** START OF Source records **

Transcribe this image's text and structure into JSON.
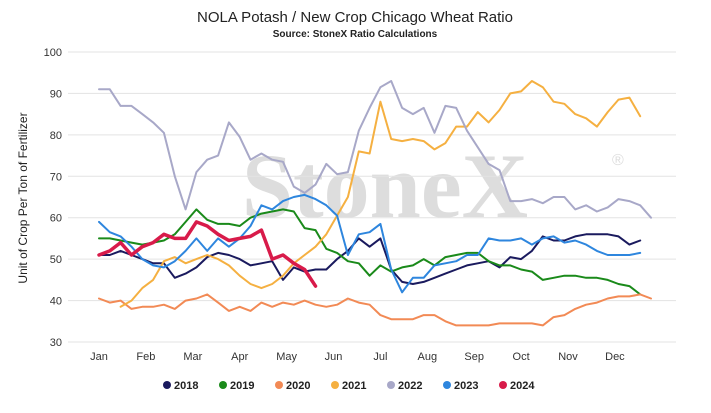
{
  "chart_data": {
    "type": "line",
    "title": "NOLA Potash / New Crop Chicago Wheat Ratio",
    "subtitle": "Source: StoneX Ratio Calculations",
    "ylabel": "Unit of Crop Per Ton of Fertilizer",
    "xlabel": "",
    "ylim": [
      30,
      100
    ],
    "yticks": [
      "30",
      "40",
      "50",
      "60",
      "70",
      "80",
      "90",
      "100"
    ],
    "x_month_ticks": [
      "Jan",
      "Feb",
      "Mar",
      "Apr",
      "May",
      "Jun",
      "Jul",
      "Aug",
      "Sep",
      "Oct",
      "Nov",
      "Dec"
    ],
    "x_unit": "week of year (1-52)",
    "watermark": "StoneX",
    "grid": true,
    "legend_position": "bottom",
    "series": [
      {
        "name": "2018",
        "color": "#1a1a5e",
        "x": [
          1,
          2,
          3,
          4,
          5,
          6,
          7,
          8,
          9,
          10,
          11,
          12,
          13,
          14,
          15,
          16,
          17,
          18,
          19,
          20,
          21,
          22,
          23,
          24,
          25,
          26,
          27,
          28,
          29,
          30,
          31,
          32,
          33,
          34,
          35,
          36,
          37,
          38,
          39,
          40,
          41,
          42,
          43,
          44,
          45,
          46,
          47,
          48,
          49,
          50,
          51,
          52
        ],
        "values": [
          51,
          51,
          52,
          51,
          50,
          49,
          49,
          45.5,
          46.5,
          48,
          50.5,
          51.5,
          51,
          50,
          48.5,
          49,
          49.5,
          45,
          48,
          47,
          47.5,
          47.5,
          50,
          52,
          55,
          53,
          55,
          47.5,
          44.5,
          44,
          44.5,
          45.5,
          46.5,
          47.5,
          48.5,
          49,
          49.5,
          48,
          50.5,
          50,
          52,
          55.5,
          54.5,
          54.5,
          55.5,
          56,
          56,
          56,
          55.5,
          53.5,
          54.5,
          null
        ]
      },
      {
        "name": "2019",
        "color": "#1a8a1a",
        "x": [
          1,
          2,
          3,
          4,
          5,
          6,
          7,
          8,
          9,
          10,
          11,
          12,
          13,
          14,
          15,
          16,
          17,
          18,
          19,
          20,
          21,
          22,
          23,
          24,
          25,
          26,
          27,
          28,
          29,
          30,
          31,
          32,
          33,
          34,
          35,
          36,
          37,
          38,
          39,
          40,
          41,
          42,
          43,
          44,
          45,
          46,
          47,
          48,
          49,
          50,
          51,
          52
        ],
        "values": [
          55,
          55,
          54.5,
          54,
          53.5,
          54,
          54.5,
          56,
          59,
          62,
          59.5,
          58.5,
          58.5,
          58,
          60,
          61,
          61.5,
          62,
          61.5,
          57.5,
          57,
          52.5,
          51.5,
          49.5,
          49,
          46,
          48.5,
          47,
          48,
          48.5,
          50,
          48.5,
          50.5,
          51,
          51.5,
          51.5,
          49.5,
          48.5,
          48.5,
          47.5,
          47,
          45,
          45.5,
          46,
          46,
          45.5,
          45.5,
          45,
          44,
          43.5,
          41.5,
          null
        ]
      },
      {
        "name": "2020",
        "color": "#f28a55",
        "x": [
          1,
          2,
          3,
          4,
          5,
          6,
          7,
          8,
          9,
          10,
          11,
          12,
          13,
          14,
          15,
          16,
          17,
          18,
          19,
          20,
          21,
          22,
          23,
          24,
          25,
          26,
          27,
          28,
          29,
          30,
          31,
          32,
          33,
          34,
          35,
          36,
          37,
          38,
          39,
          40,
          41,
          42,
          43,
          44,
          45,
          46,
          47,
          48,
          49,
          50,
          51,
          52
        ],
        "values": [
          40.5,
          39.5,
          40,
          38,
          38.5,
          38.5,
          39,
          38,
          40,
          40.5,
          41.5,
          39.5,
          37.5,
          38.5,
          37.5,
          39.5,
          38.5,
          39.5,
          39,
          40,
          39,
          38.5,
          39,
          40.5,
          39.5,
          39,
          36.5,
          35.5,
          35.5,
          35.5,
          36.5,
          36.5,
          35,
          34,
          34,
          34,
          34,
          34.5,
          34.5,
          34.5,
          34.5,
          34,
          36,
          36.5,
          38,
          39,
          39.5,
          40.5,
          41,
          41,
          41.5,
          40.5
        ]
      },
      {
        "name": "2021",
        "color": "#f5b041",
        "x": [
          1,
          2,
          3,
          4,
          5,
          6,
          7,
          8,
          9,
          10,
          11,
          12,
          13,
          14,
          15,
          16,
          17,
          18,
          19,
          20,
          21,
          22,
          23,
          24,
          25,
          26,
          27,
          28,
          29,
          30,
          31,
          32,
          33,
          34,
          35,
          36,
          37,
          38,
          39,
          40,
          41,
          42,
          43,
          44,
          45,
          46,
          47,
          48,
          49,
          50,
          51,
          52
        ],
        "values": [
          null,
          null,
          38.5,
          40,
          43,
          45,
          49.5,
          50.5,
          49,
          50,
          51,
          50,
          48.5,
          46,
          44,
          43,
          44,
          46,
          49,
          51,
          53,
          56,
          60.5,
          65,
          76,
          75.5,
          88,
          79,
          78.5,
          79,
          78.5,
          76.5,
          78,
          82,
          82,
          85.5,
          83,
          86,
          90,
          90.5,
          93,
          91.5,
          88,
          87.5,
          85,
          84,
          82,
          85.5,
          88.5,
          89,
          84.5,
          null
        ]
      },
      {
        "name": "2022",
        "color": "#a8a8c8",
        "x": [
          1,
          2,
          3,
          4,
          5,
          6,
          7,
          8,
          9,
          10,
          11,
          12,
          13,
          14,
          15,
          16,
          17,
          18,
          19,
          20,
          21,
          22,
          23,
          24,
          25,
          26,
          27,
          28,
          29,
          30,
          31,
          32,
          33,
          34,
          35,
          36,
          37,
          38,
          39,
          40,
          41,
          42,
          43,
          44,
          45,
          46,
          47,
          48,
          49,
          50,
          51,
          52
        ],
        "values": [
          91,
          91,
          87,
          87,
          85,
          83,
          80.5,
          70,
          62,
          71,
          74,
          75,
          83,
          79.5,
          74,
          75.5,
          74,
          73.5,
          67.5,
          66,
          68,
          73,
          70.5,
          71,
          81,
          86.5,
          91.5,
          93,
          86.5,
          85,
          86.5,
          80.5,
          87,
          86.5,
          81,
          77,
          73,
          71.5,
          64,
          64,
          64.5,
          63.5,
          65,
          65,
          62,
          63,
          61.5,
          62.5,
          64.5,
          64,
          63,
          60
        ]
      },
      {
        "name": "2023",
        "color": "#2e86de",
        "x": [
          1,
          2,
          3,
          4,
          5,
          6,
          7,
          8,
          9,
          10,
          11,
          12,
          13,
          14,
          15,
          16,
          17,
          18,
          19,
          20,
          21,
          22,
          23,
          24,
          25,
          26,
          27,
          28,
          29,
          30,
          31,
          32,
          33,
          34,
          35,
          36,
          37,
          38,
          39,
          40,
          41,
          42,
          43,
          44,
          45,
          46,
          47,
          48,
          49,
          50,
          51,
          52
        ],
        "values": [
          59,
          56.5,
          55.5,
          53,
          50,
          48.5,
          48,
          49.5,
          52,
          55,
          52,
          55,
          53,
          55,
          58,
          63,
          62,
          64,
          65,
          65.5,
          64.5,
          63,
          60.5,
          51,
          56,
          56.5,
          58.5,
          47.5,
          42,
          45.5,
          45.5,
          48.5,
          49,
          49.5,
          51,
          51,
          55,
          54.5,
          54.5,
          55,
          53.5,
          55,
          55.5,
          54,
          54.5,
          53.5,
          52,
          51,
          51,
          51,
          51.5,
          null
        ]
      },
      {
        "name": "2024",
        "color": "#d81b4a",
        "x": [
          1,
          2,
          3,
          4,
          5,
          6,
          7,
          8,
          9,
          10,
          11,
          12,
          13,
          14,
          15,
          16,
          17,
          18,
          19,
          20,
          21,
          22,
          23,
          24,
          25,
          26,
          27,
          28,
          29,
          30,
          31,
          32,
          33,
          34,
          35,
          36,
          37,
          38,
          39,
          40,
          41,
          42,
          43,
          44,
          45,
          46,
          47,
          48,
          49,
          50,
          51,
          52
        ],
        "values": [
          51,
          52,
          54,
          51,
          53,
          54,
          56,
          55,
          55,
          59,
          58,
          56,
          54.5,
          55,
          55.5,
          57,
          50,
          51,
          49,
          47.5,
          43.5,
          null,
          null,
          null,
          null,
          null,
          null,
          null,
          null,
          null,
          null,
          null,
          null,
          null,
          null,
          null,
          null,
          null,
          null,
          null,
          null,
          null,
          null,
          null,
          null,
          null,
          null,
          null,
          null,
          null,
          null,
          null
        ]
      }
    ]
  }
}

** END OF Source records **

What to do
Show each line holding the word "Crop".

Completed exercise
    "title": "NOLA Potash / New Crop Chicago Wheat Ratio",
    "ylabel": "Unit of Crop Per Ton of Fertilizer",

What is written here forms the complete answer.